start Records for this exercise
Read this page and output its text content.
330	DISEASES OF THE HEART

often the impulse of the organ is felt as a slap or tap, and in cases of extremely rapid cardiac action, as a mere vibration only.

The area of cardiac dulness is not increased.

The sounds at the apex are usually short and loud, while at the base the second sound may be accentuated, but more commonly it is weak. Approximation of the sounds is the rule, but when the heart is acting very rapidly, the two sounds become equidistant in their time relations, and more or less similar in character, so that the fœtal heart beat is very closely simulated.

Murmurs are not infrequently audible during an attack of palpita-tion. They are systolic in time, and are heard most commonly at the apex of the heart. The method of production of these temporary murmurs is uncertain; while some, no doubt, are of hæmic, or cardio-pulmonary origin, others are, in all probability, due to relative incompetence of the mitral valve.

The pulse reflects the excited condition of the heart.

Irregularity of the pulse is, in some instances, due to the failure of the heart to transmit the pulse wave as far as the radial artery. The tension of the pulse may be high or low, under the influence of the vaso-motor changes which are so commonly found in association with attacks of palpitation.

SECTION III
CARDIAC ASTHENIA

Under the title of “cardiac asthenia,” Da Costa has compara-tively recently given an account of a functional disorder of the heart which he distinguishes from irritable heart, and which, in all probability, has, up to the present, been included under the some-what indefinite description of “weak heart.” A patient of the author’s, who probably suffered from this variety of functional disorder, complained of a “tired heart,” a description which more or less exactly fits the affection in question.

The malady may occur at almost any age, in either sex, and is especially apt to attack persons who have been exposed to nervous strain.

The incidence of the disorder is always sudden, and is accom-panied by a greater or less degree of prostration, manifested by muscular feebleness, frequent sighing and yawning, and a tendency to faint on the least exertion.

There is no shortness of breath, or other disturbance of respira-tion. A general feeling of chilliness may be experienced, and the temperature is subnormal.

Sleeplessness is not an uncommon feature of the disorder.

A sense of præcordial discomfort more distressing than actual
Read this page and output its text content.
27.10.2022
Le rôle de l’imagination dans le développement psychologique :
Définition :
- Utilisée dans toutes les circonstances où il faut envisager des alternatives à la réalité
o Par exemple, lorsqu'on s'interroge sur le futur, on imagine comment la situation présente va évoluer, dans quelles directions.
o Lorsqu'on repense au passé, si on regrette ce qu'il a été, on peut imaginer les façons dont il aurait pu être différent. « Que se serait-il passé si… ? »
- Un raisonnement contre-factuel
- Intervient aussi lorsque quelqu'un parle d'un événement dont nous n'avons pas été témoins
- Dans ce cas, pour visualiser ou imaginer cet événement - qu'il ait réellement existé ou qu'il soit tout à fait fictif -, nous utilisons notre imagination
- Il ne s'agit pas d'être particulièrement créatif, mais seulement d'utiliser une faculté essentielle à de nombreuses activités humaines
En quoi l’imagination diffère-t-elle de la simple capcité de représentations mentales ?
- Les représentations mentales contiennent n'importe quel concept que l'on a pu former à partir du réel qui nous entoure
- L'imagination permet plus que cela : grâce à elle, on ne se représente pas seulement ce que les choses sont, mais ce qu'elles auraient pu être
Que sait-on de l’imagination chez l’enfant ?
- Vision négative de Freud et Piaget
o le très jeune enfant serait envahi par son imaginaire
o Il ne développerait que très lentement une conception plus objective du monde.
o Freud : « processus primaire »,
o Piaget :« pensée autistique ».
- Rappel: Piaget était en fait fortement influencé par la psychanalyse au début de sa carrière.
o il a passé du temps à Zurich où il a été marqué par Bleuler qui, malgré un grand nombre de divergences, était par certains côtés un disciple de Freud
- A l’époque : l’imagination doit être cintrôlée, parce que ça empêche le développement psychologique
end Records for this exercise
**Directions for this task:** Write out every line exactly as it stands.

**Full output:**
Read this page and output its text content.
330	DISEASES OF THE HEART

often the impulse of the organ is felt as a slap or tap, and in cases of extremely rapid cardiac action, as a mere vibration only.

The area of cardiac dulness is not increased.

The sounds at the apex are usually short and loud, while at the base the second sound may be accentuated, but more commonly it is weak. Approximation of the sounds is the rule, but when the heart is acting very rapidly, the two sounds become equidistant in their time relations, and more or less similar in character, so that the fœtal heart beat is very closely simulated.

Murmurs are not infrequently audible during an attack of palpita-tion. They are systolic in time, and are heard most commonly at the apex of the heart. The method of production of these temporary murmurs is uncertain; while some, no doubt, are of hæmic, or cardio-pulmonary origin, others are, in all probability, due to relative incompetence of the mitral valve.

The pulse reflects the excited condition of the heart.

Irregularity of the pulse is, in some instances, due to the failure of the heart to transmit the pulse wave as far as the radial artery. The tension of the pulse may be high or low, under the influence of the vaso-motor changes which are so commonly found in association with attacks of palpitation.

SECTION III
CARDIAC ASTHENIA

Under the title of “cardiac asthenia,” Da Costa has compara-tively recently given an account of a functional disorder of the heart which he distinguishes from irritable heart, and which, in all probability, has, up to the present, been included under the some-what indefinite description of “weak heart.” A patient of the author’s, who probably suffered from this variety of functional disorder, complained of a “tired heart,” a description which more or less exactly fits the affection in question.

The malady may occur at almost any age, in either sex, and is especially apt to attack persons who have been exposed to nervous strain.

The incidence of the disorder is always sudden, and is accom-panied by a greater or less degree of prostration, manifested by muscular feebleness, frequent sighing and yawning, and a tendency to faint on the least exertion.

There is no shortness of breath, or other disturbance of respira-tion. A general feeling of chilliness may be experienced, and the temperature is subnormal.

Sleeplessness is not an uncommon feature of the disorder.

A sense of præcordial discomfort more distressing than actual
Read this page and output its text content.
27.10.2022
Le rôle de l’imagination dans le développement psychologique :
Définition :
- Utilisée dans toutes les circonstances où il faut envisager des alternatives à la réalité
o Par exemple, lorsqu'on s'interroge sur le futur, on imagine comment la situation présente va évoluer, dans quelles directions.
o Lorsqu'on repense au passé, si on regrette ce qu'il a été, on peut imaginer les façons dont il aurait pu être différent. « Que se serait-il passé si… ? »
- Un raisonnement contre-factuel
- Intervient aussi lorsque quelqu'un parle d'un événement dont nous n'avons pas été témoins
- Dans ce cas, pour visualiser ou imaginer cet événement - qu'il ait réellement existé ou qu'il soit tout à fait fictif -, nous utilisons notre imagination
- Il ne s'agit pas d'être particulièrement créatif, mais seulement d'utiliser une faculté essentielle à de nombreuses activités humaines
En quoi l’imagination diffère-t-elle de la simple capcité de représentations mentales ?
- Les représentations mentales contiennent n'importe quel concept que l'on a pu former à partir du réel qui nous entoure
- L'imagination permet plus que cela : grâce à elle, on ne se représente pas seulement ce que les choses sont, mais ce qu'elles auraient pu être
Que sait-on de l’imagination chez l’enfant ?
- Vision négative de Freud et Piaget
o le très jeune enfant serait envahi par son imaginaire
o Il ne développerait que très lentement une conception plus objective du monde.
o Freud : « processus primaire »,
o Piaget :« pensée autistique ».
- Rappel: Piaget était en fait fortement influencé par la psychanalyse au début de sa carrière.
o il a passé du temps à Zurich où il a été marqué par Bleuler qui, malgré un grand nombre de divergences, était par certains côtés un disciple de Freud
- A l’époque : l’imagination doit être cintrôlée, parce que ça empêche le développement psychologique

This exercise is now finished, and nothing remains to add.